■ YOUR GOAL ■
Locate and copy all lines bearing the word "this".

[Rows from a dataset]
>>>>

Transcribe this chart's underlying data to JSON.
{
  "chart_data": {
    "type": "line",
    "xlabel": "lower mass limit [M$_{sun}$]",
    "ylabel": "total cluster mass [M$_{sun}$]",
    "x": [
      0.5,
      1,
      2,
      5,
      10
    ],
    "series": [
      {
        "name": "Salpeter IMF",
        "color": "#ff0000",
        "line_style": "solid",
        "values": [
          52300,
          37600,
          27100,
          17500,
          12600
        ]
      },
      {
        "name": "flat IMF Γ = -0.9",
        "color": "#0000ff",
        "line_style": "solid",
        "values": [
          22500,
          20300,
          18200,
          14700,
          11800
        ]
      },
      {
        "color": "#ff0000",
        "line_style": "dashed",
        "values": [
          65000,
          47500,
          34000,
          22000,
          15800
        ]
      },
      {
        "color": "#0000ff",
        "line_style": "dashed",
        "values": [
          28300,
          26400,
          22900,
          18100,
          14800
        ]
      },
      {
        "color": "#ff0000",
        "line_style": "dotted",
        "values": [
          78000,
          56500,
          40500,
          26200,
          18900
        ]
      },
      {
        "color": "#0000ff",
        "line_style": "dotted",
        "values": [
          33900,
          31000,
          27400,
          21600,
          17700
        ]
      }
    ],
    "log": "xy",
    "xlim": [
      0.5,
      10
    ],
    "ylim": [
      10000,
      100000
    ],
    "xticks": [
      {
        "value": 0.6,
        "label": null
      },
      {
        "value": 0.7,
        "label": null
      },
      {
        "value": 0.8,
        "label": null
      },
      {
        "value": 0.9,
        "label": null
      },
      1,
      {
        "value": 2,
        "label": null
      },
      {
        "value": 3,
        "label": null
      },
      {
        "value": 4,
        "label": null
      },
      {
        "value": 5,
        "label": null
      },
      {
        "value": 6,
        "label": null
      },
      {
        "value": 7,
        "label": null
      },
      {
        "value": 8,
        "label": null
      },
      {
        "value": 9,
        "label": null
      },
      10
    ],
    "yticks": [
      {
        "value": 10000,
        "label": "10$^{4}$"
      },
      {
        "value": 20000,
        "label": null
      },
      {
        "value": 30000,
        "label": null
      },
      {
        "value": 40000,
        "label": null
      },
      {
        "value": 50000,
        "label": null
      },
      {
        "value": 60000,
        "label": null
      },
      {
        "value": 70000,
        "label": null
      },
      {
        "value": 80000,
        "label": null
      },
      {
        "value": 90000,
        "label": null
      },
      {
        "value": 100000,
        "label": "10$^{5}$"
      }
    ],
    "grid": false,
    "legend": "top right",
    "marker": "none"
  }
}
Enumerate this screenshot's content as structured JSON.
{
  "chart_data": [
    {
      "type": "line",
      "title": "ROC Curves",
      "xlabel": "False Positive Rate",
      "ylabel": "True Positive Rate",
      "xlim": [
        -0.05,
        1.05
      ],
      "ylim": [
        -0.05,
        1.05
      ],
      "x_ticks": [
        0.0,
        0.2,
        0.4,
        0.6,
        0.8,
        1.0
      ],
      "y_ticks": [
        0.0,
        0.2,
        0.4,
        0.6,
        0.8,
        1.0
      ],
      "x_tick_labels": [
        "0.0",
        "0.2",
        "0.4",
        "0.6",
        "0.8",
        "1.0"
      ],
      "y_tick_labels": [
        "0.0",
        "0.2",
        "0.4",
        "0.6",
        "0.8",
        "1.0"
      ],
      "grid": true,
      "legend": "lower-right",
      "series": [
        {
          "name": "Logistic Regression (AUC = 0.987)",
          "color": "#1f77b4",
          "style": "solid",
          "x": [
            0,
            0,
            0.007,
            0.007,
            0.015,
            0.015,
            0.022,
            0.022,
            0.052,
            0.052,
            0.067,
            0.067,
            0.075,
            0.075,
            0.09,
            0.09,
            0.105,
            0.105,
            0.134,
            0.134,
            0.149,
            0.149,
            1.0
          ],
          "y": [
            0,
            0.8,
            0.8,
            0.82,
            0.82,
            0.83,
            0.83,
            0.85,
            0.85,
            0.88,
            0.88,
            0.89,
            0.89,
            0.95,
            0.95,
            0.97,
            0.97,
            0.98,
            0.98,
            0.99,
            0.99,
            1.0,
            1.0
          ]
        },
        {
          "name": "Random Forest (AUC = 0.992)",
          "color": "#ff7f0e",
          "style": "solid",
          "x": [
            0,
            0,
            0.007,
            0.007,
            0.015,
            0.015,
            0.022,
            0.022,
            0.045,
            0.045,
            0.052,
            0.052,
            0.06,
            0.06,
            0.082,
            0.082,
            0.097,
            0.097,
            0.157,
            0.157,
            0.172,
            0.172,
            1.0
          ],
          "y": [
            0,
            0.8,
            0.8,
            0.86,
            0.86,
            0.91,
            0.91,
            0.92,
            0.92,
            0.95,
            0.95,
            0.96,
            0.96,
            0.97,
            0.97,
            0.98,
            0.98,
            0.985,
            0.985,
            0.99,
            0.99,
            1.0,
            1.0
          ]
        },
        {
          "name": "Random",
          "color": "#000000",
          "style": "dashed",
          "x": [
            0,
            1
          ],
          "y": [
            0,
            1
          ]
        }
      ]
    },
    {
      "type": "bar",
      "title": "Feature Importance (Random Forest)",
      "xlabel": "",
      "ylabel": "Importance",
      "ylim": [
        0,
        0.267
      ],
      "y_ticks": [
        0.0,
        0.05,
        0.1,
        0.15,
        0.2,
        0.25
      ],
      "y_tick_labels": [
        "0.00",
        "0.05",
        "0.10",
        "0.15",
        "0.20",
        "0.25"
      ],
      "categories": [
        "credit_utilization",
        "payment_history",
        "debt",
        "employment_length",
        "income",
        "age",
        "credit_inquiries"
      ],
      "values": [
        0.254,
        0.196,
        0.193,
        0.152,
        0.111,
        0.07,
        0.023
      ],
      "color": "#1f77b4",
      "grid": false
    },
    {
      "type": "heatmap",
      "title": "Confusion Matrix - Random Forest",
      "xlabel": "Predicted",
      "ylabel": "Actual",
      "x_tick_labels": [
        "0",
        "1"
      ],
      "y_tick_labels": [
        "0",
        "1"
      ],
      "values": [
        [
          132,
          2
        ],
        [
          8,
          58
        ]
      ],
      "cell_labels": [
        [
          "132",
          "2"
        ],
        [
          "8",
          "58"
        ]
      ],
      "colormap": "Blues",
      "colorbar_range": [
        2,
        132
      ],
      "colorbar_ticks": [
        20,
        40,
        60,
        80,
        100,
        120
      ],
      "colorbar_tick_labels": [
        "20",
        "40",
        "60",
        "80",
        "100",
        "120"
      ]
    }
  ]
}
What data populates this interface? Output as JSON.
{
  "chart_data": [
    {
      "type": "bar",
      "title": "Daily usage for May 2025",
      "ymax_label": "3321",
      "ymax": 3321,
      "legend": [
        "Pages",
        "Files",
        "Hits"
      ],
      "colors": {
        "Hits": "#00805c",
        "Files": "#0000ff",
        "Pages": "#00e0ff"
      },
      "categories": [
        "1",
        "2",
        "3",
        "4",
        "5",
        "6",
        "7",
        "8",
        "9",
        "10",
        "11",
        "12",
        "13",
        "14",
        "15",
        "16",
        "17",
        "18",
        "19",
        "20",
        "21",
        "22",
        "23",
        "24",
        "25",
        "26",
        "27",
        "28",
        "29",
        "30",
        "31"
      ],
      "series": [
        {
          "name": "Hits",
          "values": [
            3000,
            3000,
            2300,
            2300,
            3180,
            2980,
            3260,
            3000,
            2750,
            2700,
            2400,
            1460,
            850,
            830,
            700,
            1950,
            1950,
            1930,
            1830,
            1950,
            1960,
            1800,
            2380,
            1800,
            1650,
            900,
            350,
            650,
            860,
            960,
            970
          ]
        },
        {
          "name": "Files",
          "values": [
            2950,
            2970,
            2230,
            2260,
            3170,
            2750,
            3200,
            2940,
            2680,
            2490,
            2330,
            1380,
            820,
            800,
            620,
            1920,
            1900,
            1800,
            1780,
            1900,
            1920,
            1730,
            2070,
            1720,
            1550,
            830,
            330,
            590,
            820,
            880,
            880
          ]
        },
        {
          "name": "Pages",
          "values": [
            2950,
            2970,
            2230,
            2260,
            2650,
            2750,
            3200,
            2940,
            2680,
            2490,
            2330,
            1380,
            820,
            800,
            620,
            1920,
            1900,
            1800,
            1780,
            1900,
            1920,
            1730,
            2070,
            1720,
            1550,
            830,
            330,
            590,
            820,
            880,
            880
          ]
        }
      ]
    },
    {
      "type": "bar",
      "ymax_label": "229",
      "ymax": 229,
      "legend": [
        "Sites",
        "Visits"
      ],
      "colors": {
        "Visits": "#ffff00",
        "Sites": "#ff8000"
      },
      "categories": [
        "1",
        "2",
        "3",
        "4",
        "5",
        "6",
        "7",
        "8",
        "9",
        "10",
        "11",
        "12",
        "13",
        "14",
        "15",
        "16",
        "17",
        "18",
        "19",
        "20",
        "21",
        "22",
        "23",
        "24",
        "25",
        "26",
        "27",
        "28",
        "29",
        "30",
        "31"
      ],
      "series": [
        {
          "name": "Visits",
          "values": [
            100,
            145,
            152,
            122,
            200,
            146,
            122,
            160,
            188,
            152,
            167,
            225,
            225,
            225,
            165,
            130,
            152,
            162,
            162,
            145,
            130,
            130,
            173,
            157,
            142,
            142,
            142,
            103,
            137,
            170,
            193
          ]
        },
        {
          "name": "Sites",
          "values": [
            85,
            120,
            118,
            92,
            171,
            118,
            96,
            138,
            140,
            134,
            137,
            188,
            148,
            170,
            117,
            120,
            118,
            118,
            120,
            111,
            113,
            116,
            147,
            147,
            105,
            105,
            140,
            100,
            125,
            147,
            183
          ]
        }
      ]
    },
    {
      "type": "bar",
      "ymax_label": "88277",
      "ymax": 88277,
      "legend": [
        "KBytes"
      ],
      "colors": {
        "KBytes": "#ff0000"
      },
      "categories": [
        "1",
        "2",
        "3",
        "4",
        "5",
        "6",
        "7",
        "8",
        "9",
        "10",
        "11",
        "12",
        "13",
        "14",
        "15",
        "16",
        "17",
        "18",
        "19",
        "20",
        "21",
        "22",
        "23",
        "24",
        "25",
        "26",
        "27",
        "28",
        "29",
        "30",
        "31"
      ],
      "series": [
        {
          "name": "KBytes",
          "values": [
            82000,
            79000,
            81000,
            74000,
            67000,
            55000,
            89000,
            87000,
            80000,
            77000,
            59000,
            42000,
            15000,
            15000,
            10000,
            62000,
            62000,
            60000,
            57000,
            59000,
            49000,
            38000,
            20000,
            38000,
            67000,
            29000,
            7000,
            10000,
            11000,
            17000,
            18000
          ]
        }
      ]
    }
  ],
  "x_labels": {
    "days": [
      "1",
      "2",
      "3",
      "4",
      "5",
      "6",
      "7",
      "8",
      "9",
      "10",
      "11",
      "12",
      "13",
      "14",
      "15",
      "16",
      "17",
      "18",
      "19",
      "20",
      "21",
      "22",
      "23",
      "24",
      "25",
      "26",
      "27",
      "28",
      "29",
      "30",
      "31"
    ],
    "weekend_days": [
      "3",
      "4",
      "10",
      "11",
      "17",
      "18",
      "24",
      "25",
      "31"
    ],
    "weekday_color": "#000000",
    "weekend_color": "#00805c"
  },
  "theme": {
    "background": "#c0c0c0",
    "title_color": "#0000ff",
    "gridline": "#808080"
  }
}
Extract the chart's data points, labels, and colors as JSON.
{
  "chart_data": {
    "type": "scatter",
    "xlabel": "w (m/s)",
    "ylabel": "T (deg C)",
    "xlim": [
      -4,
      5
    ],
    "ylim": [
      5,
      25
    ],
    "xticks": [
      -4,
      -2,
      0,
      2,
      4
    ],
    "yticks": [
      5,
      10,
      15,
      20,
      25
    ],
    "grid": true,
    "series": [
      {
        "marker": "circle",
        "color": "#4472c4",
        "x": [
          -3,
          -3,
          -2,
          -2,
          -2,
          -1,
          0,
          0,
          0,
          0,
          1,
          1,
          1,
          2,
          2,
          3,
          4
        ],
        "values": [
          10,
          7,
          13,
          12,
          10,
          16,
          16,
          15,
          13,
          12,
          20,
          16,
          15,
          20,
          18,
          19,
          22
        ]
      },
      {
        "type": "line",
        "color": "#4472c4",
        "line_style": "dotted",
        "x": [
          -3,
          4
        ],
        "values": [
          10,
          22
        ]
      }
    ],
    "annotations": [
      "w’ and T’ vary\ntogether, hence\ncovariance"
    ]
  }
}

<<<<

■ CORRECT OUTPUT ■
Transcribe this chart's underlying data to JSON.
Enumerate this screenshot's content as structured JSON.
What data populates this interface? Output as JSON.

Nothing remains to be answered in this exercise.